▶ **Exercise requirements**:
Give back exactly the lines running from the line with "Extract the structured" to the end of the entries, and only those lines.

Dataset rows
▼

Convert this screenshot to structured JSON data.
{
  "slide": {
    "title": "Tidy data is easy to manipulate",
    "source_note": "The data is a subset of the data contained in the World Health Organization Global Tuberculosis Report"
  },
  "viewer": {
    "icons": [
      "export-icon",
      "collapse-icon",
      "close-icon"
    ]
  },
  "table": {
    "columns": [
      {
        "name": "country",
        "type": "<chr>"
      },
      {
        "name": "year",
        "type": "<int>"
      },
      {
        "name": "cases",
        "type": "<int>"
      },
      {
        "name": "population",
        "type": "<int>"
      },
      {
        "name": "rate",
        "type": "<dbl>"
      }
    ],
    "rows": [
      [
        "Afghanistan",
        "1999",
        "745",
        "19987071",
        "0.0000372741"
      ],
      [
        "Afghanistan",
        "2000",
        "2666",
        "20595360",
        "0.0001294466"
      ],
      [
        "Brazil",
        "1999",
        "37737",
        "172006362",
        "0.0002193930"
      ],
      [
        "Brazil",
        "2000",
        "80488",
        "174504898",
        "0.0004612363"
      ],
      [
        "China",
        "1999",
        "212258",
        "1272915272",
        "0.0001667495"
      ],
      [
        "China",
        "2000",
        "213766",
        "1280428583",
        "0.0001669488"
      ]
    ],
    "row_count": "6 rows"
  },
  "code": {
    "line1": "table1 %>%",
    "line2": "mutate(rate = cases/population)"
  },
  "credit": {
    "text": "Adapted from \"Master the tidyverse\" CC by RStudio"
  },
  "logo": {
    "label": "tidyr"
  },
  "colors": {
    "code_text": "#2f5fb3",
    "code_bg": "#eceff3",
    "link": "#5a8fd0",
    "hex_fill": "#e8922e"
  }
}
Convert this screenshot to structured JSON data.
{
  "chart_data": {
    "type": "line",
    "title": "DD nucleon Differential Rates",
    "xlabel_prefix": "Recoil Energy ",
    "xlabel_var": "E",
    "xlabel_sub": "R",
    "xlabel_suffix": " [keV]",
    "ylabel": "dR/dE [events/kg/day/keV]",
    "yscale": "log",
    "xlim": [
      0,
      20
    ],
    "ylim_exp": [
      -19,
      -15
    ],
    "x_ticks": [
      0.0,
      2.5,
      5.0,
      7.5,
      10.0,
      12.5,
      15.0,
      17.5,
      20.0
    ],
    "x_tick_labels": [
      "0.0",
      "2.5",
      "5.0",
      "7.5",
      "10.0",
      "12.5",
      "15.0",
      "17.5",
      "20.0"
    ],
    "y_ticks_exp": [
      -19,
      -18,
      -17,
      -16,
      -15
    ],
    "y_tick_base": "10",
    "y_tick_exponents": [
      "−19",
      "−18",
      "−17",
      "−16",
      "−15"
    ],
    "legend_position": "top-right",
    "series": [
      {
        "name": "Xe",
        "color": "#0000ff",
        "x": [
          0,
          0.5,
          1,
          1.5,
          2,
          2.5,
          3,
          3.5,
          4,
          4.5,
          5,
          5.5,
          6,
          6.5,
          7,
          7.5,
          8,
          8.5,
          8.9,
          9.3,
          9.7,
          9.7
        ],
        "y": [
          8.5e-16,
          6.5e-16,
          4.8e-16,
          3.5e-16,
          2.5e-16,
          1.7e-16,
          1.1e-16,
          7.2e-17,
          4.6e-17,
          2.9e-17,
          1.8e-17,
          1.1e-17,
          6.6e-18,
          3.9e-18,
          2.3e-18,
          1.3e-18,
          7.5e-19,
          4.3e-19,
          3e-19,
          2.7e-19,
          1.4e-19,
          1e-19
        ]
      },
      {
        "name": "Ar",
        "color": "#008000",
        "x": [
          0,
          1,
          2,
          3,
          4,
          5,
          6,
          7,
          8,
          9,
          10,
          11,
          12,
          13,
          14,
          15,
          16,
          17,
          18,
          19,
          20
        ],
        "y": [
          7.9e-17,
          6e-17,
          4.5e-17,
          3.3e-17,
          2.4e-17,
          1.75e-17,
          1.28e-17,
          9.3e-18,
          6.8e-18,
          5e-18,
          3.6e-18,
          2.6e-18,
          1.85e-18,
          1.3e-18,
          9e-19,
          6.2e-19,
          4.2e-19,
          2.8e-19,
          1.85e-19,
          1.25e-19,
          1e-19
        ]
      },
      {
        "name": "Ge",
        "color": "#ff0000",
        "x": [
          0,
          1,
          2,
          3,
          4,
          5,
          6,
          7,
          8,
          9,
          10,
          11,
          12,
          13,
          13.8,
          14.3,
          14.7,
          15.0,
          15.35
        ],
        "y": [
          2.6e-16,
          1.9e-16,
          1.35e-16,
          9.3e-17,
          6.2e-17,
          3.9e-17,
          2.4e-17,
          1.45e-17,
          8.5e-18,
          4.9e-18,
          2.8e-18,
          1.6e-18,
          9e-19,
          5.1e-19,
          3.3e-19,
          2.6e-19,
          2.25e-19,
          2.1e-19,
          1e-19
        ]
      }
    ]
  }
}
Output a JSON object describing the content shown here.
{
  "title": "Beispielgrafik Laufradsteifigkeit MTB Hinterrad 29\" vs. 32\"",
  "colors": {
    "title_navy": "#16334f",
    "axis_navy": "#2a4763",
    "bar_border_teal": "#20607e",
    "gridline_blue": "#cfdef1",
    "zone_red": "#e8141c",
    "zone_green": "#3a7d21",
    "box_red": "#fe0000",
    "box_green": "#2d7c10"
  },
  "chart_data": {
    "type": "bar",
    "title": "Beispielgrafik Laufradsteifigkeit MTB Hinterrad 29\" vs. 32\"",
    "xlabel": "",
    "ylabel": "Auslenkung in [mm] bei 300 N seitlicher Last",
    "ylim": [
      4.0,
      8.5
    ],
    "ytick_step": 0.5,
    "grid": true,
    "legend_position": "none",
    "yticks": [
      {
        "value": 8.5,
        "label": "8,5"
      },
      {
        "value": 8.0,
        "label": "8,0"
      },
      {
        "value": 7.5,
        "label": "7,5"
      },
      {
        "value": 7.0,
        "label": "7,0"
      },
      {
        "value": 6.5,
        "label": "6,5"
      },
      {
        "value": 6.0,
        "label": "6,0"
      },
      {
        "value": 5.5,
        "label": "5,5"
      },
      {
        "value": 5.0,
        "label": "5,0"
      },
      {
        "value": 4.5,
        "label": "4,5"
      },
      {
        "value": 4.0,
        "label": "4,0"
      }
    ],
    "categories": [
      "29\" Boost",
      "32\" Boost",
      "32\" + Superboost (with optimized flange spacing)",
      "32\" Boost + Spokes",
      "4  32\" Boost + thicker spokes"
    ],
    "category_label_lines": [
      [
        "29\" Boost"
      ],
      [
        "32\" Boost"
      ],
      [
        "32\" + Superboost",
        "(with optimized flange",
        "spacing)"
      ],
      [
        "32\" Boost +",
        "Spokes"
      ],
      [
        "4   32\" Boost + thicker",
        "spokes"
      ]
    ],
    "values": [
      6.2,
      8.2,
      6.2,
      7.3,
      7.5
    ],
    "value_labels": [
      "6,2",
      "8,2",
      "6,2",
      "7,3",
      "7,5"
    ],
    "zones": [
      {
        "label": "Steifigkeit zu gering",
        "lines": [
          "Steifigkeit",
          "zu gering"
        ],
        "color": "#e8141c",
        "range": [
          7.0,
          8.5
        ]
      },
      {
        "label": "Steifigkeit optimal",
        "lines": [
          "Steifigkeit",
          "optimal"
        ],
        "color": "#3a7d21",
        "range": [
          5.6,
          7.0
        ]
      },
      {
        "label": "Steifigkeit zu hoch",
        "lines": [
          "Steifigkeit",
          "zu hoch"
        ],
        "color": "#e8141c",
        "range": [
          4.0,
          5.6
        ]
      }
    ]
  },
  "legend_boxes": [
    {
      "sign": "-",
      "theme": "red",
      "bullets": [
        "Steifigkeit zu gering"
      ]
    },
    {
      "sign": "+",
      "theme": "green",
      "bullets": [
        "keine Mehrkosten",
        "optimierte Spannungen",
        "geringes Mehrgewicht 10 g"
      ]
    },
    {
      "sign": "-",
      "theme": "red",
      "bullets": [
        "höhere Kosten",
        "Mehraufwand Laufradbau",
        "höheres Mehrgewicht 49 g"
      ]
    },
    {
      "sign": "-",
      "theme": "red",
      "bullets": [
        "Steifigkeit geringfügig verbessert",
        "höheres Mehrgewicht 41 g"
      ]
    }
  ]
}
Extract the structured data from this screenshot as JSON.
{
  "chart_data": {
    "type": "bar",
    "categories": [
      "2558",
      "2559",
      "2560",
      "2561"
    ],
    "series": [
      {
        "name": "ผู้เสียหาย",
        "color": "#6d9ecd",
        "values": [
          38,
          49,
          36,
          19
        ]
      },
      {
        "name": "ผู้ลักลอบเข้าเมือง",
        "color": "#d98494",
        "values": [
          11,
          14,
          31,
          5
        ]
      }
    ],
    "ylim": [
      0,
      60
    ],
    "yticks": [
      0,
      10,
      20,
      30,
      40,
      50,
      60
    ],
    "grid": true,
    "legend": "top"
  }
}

▲

▶ **Reply**:
Extract the structured data from this screenshot as JSON.
{
  "chart_data": {
    "type": "bar",
    "categories": [
      "2558",
      "2559",
      "2560",
      "2561"
    ],
    "series": [
      {
        "name": "ผู้เสียหาย",
        "color": "#6d9ecd",
        "values": [
          38,
          49,
          36,
          19
        ]
      },
      {
        "name": "ผู้ลักลอบเข้าเมือง",
        "color": "#d98494",
        "values": [
          11,
          14,
          31,
          5
        ]
      }
    ],
    "ylim": [
      0,
      60
    ],
    "yticks": [
      0,
      10,
      20,
      30,
      40,
      50,
      60
    ],
    "grid": true,
    "legend": "top"
  }
}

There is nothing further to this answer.